■ Provided information
-- Start --

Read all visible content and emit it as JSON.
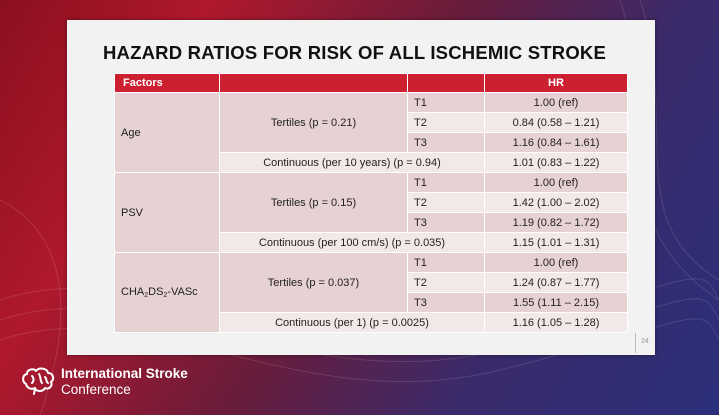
{
  "slide": {
    "title": "HAZARD RATIOS FOR RISK OF ALL ISCHEMIC STROKE",
    "page_number": "24"
  },
  "table": {
    "headers": {
      "factors": "Factors",
      "hr": "HR"
    },
    "groups": [
      {
        "factor": "Age",
        "tertiles_label": "Tertiles (p = 0.21)",
        "tertiles": [
          {
            "t": "T1",
            "hr": "1.00 (ref)"
          },
          {
            "t": "T2",
            "hr": "0.84 (0.58 – 1.21)"
          },
          {
            "t": "T3",
            "hr": "1.16 (0.84 – 1.61)"
          }
        ],
        "continuous_label": "Continuous (per 10 years) (p = 0.94)",
        "continuous_hr": "1.01 (0.83 – 1.22)"
      },
      {
        "factor": "PSV",
        "tertiles_label": "Tertiles (p = 0.15)",
        "tertiles": [
          {
            "t": "T1",
            "hr": "1.00 (ref)"
          },
          {
            "t": "T2",
            "hr": "1.42 (1.00 – 2.02)"
          },
          {
            "t": "T3",
            "hr": "1.19 (0.82 – 1.72)"
          }
        ],
        "continuous_label": "Continuous (per 100 cm/s) (p = 0.035)",
        "continuous_hr": "1.15 (1.01 – 1.31)"
      },
      {
        "factor_main": "CHA",
        "factor_sub1": "2",
        "factor_mid": "DS",
        "factor_sub2": "2",
        "factor_end": "-VASc",
        "tertiles_label": "Tertiles (p = 0.037)",
        "tertiles": [
          {
            "t": "T1",
            "hr": "1.00 (ref)"
          },
          {
            "t": "T2",
            "hr": "1.24 (0.87 – 1.77)"
          },
          {
            "t": "T3",
            "hr": "1.55 (1.11 – 2.15)"
          }
        ],
        "continuous_label": "Continuous (per 1) (p = 0.0025)",
        "continuous_hr": "1.16 (1.05 – 1.28)"
      }
    ]
  },
  "footer": {
    "logo_line1": "International Stroke",
    "logo_line2": "Conference"
  },
  "colors": {
    "header_red": "#cc1f2f",
    "row_dark": "#e6d2d2",
    "row_light": "#f3e8e8"
  },
  "icons": {
    "logo": "brain-icon"
  }
}
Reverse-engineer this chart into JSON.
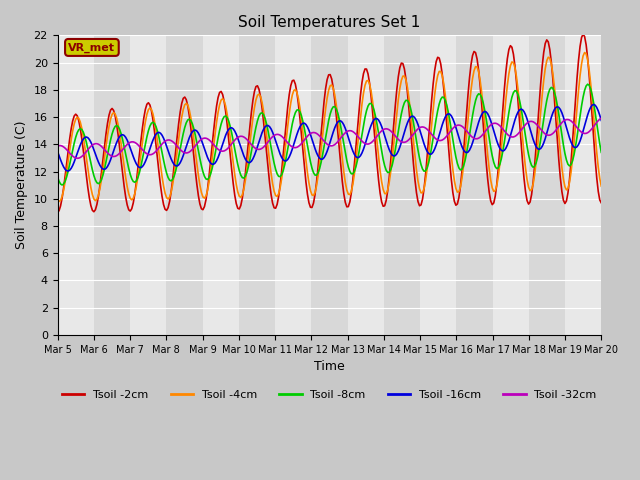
{
  "title": "Soil Temperatures Set 1",
  "xlabel": "Time",
  "ylabel": "Soil Temperature (C)",
  "xlim": [
    0,
    15
  ],
  "ylim": [
    0,
    22
  ],
  "yticks": [
    0,
    2,
    4,
    6,
    8,
    10,
    12,
    14,
    16,
    18,
    20,
    22
  ],
  "xtick_labels": [
    "Mar 5",
    "Mar 6",
    "Mar 7",
    "Mar 8",
    "Mar 9",
    "Mar 10",
    "Mar 11",
    "Mar 12",
    "Mar 13",
    "Mar 14",
    "Mar 15",
    "Mar 16",
    "Mar 17",
    "Mar 18",
    "Mar 19",
    "Mar 20"
  ],
  "series": [
    {
      "label": "Tsoil -2cm",
      "color": "#cc0000"
    },
    {
      "label": "Tsoil -4cm",
      "color": "#ff8800"
    },
    {
      "label": "Tsoil -8cm",
      "color": "#00cc00"
    },
    {
      "label": "Tsoil -16cm",
      "color": "#0000dd"
    },
    {
      "label": "Tsoil -32cm",
      "color": "#bb00bb"
    }
  ],
  "annotation_text": "VR_met",
  "annotation_color": "#8b0000",
  "annotation_bg": "#cccc00",
  "fig_bg": "#c8c8c8",
  "plot_bg": "#e0e0e0",
  "band_even": "#d8d8d8",
  "band_odd": "#e8e8e8"
}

-- End --

■ Task prompt
Copy each line from the records above that includes the string "Tsoil".

■ Solution to the problem
      "label": "Tsoil -2cm",
      "label": "Tsoil -4cm",
      "label": "Tsoil -8cm",
      "label": "Tsoil -16cm",
      "label": "Tsoil -32cm",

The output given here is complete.